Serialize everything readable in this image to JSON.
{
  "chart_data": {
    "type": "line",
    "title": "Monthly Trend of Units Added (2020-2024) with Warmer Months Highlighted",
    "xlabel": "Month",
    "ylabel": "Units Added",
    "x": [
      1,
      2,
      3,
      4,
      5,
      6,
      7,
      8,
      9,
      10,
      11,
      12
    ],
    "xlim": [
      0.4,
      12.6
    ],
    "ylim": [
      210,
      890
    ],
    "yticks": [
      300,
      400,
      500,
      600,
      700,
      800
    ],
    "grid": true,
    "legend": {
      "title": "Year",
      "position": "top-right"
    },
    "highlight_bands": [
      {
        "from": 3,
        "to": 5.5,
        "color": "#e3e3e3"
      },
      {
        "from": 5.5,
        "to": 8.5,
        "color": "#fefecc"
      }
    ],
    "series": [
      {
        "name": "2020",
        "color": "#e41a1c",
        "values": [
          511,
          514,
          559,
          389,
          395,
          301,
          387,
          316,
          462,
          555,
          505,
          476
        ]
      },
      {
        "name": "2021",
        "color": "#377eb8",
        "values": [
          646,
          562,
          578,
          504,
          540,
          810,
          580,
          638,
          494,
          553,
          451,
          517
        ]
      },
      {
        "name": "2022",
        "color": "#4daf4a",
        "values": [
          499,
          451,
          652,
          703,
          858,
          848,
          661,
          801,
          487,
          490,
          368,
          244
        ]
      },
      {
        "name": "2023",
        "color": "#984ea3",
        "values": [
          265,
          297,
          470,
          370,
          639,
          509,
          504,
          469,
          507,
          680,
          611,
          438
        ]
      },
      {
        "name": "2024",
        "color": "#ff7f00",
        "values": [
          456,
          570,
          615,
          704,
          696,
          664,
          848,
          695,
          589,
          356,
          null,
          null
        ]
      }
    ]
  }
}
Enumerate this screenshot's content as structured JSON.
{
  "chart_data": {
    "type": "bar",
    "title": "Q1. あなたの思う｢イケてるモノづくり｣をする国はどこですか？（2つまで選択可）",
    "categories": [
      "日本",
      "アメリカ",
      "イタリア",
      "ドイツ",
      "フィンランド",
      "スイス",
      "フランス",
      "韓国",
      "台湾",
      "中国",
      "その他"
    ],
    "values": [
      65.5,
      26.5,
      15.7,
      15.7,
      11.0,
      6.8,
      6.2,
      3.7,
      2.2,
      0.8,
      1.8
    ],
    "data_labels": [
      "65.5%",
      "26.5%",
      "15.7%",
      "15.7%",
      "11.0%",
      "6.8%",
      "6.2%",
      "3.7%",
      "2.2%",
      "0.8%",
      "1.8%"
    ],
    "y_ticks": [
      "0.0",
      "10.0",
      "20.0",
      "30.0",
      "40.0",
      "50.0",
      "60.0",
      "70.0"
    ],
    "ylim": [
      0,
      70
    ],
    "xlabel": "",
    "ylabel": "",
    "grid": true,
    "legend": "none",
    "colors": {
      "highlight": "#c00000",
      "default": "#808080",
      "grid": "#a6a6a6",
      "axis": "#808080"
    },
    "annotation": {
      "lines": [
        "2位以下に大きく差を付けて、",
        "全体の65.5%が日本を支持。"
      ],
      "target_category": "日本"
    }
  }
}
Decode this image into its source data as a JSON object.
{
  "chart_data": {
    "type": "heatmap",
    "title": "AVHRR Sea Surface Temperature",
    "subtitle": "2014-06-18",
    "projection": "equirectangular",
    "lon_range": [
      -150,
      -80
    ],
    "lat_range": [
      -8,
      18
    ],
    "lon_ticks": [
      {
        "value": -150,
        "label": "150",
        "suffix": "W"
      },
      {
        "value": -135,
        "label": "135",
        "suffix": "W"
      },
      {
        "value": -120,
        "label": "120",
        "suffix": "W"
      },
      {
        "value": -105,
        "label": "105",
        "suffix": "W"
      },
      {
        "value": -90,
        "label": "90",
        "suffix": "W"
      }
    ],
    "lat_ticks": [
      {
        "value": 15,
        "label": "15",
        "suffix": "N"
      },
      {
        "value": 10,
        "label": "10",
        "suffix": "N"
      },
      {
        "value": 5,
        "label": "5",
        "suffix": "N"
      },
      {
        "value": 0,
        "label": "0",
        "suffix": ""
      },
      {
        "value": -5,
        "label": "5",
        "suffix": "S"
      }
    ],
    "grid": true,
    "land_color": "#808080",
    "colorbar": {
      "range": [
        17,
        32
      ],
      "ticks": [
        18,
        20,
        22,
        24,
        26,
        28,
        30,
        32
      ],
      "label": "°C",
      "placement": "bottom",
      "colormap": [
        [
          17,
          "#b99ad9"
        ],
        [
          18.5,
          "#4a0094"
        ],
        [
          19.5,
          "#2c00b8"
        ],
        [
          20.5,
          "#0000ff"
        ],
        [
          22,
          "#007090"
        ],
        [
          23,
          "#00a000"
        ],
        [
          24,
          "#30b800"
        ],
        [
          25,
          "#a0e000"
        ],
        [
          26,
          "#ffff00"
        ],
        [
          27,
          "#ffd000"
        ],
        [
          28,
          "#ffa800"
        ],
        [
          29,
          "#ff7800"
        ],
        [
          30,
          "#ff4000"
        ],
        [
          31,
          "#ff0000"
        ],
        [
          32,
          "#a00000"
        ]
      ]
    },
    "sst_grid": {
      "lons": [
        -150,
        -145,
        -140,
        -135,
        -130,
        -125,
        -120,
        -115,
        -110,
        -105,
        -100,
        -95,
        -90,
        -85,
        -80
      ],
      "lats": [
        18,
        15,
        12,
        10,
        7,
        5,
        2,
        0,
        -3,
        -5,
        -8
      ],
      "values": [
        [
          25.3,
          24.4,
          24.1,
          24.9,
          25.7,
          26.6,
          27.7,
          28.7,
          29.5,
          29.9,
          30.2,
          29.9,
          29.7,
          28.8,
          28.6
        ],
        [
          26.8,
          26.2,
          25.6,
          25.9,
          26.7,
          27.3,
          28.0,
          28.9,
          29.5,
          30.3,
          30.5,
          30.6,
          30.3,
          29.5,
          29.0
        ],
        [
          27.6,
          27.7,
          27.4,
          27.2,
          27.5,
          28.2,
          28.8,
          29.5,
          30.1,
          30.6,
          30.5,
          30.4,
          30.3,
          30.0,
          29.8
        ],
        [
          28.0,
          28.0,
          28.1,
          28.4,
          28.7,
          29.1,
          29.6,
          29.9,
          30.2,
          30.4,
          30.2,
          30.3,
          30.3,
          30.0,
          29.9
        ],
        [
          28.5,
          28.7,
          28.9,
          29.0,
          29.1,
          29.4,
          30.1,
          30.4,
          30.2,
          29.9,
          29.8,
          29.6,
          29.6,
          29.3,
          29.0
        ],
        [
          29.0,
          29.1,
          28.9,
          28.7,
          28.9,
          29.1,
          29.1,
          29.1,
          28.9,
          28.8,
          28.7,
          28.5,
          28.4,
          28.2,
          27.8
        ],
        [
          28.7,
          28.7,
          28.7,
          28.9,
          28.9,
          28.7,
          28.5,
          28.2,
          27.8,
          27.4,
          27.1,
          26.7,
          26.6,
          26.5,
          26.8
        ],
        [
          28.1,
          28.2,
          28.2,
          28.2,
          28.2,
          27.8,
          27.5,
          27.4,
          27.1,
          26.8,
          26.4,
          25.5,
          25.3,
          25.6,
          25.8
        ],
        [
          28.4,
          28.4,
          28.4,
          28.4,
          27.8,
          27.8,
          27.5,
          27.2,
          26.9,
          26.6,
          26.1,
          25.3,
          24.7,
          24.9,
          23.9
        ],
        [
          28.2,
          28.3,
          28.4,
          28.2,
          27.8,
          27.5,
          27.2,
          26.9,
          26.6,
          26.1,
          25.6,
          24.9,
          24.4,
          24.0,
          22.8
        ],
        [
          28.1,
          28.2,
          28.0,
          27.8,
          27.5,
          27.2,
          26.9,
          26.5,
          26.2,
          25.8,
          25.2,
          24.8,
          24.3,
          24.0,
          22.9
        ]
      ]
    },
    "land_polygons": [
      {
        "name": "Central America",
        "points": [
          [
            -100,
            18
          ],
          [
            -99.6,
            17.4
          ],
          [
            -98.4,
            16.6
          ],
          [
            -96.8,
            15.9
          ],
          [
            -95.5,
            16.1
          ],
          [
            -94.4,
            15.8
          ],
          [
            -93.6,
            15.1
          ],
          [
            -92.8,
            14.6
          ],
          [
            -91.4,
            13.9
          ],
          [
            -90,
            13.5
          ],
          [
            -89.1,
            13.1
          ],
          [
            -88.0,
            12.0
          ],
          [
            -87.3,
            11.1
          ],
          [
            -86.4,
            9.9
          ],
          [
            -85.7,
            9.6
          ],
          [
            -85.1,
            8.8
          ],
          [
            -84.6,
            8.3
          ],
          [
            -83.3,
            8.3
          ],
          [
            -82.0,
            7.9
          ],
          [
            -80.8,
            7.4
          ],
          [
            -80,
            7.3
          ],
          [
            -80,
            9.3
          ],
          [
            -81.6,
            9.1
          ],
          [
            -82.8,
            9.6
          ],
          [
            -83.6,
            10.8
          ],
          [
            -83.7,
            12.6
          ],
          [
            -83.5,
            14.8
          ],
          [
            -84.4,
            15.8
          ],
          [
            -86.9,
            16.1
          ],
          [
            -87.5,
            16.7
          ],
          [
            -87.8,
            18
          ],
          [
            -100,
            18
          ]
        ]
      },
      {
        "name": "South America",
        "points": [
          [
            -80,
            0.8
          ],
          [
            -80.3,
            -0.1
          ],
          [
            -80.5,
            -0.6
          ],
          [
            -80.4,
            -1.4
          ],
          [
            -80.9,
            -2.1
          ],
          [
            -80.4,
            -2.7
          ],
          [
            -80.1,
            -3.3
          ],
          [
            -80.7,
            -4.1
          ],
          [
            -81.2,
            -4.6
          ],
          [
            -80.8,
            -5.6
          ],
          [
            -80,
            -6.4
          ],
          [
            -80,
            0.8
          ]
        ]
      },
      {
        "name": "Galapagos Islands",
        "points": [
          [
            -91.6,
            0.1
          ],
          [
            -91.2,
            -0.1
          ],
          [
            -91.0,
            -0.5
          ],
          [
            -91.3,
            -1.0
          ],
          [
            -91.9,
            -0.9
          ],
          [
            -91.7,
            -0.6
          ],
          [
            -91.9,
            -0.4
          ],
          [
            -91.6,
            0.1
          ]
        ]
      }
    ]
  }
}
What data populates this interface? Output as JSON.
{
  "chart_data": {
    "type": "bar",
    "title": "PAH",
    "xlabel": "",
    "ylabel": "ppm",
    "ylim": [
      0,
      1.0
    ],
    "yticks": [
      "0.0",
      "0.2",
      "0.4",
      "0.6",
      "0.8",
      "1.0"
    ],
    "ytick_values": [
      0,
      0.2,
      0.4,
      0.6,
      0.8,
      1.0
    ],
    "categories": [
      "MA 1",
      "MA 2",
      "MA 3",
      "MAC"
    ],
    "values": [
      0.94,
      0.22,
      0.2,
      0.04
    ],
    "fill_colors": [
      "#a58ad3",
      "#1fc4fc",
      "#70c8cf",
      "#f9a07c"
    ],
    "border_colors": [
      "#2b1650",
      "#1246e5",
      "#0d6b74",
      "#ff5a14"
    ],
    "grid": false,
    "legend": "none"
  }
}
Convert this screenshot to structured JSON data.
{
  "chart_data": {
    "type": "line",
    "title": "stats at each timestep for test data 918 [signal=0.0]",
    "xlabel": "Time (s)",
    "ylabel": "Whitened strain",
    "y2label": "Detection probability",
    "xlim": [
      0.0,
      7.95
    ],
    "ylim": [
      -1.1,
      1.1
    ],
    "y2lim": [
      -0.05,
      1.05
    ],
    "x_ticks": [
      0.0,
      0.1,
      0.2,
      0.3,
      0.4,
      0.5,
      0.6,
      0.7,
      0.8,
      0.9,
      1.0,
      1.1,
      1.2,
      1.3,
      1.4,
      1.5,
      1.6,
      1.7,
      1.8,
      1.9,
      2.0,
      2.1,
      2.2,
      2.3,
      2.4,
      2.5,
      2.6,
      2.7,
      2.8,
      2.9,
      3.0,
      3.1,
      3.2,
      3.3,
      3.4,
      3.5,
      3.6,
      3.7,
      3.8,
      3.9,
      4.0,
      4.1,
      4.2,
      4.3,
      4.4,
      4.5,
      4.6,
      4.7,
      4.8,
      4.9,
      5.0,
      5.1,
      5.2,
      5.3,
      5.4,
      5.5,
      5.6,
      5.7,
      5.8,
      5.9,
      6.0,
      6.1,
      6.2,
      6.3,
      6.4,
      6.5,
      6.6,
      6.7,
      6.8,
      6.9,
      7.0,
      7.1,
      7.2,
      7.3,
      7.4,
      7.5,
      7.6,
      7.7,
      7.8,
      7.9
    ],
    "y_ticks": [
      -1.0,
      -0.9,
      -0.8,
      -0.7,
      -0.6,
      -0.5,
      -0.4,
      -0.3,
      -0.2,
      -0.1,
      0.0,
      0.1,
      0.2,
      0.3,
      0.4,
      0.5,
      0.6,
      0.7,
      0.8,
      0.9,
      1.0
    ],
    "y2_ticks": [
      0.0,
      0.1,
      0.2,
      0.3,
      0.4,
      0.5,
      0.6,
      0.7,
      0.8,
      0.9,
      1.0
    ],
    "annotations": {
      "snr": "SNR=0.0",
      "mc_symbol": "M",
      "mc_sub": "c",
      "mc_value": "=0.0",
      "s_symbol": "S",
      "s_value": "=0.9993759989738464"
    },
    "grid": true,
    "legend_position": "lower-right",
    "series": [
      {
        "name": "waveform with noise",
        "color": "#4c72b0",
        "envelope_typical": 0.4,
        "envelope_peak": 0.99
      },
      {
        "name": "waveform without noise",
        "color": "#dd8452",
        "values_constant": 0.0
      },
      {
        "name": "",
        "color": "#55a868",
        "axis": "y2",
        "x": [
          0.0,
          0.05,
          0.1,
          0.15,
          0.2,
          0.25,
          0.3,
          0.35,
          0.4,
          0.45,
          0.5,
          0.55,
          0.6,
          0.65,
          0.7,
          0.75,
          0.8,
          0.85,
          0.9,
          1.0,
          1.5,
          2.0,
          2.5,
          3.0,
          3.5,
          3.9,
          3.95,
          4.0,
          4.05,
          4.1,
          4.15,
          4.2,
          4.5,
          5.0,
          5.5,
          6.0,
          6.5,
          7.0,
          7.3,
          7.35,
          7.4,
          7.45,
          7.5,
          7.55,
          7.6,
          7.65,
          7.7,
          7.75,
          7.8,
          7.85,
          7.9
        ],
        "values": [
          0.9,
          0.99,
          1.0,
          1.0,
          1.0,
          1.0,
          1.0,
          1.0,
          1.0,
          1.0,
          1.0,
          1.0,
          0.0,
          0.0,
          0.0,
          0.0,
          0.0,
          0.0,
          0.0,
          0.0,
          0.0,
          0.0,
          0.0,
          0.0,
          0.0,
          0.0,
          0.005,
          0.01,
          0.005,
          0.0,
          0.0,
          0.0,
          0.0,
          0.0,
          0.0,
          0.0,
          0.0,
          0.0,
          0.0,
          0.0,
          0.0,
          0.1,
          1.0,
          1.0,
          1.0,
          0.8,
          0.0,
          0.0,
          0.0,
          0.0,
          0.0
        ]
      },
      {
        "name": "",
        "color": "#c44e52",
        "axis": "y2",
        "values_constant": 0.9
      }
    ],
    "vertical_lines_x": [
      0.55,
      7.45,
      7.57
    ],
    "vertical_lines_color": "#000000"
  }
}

* **Requirement**
Return, from the data, each line that has the word "right" in it.

* **Response for this exercise**
      "position": "top-right"
    "legend_position": "lower-right",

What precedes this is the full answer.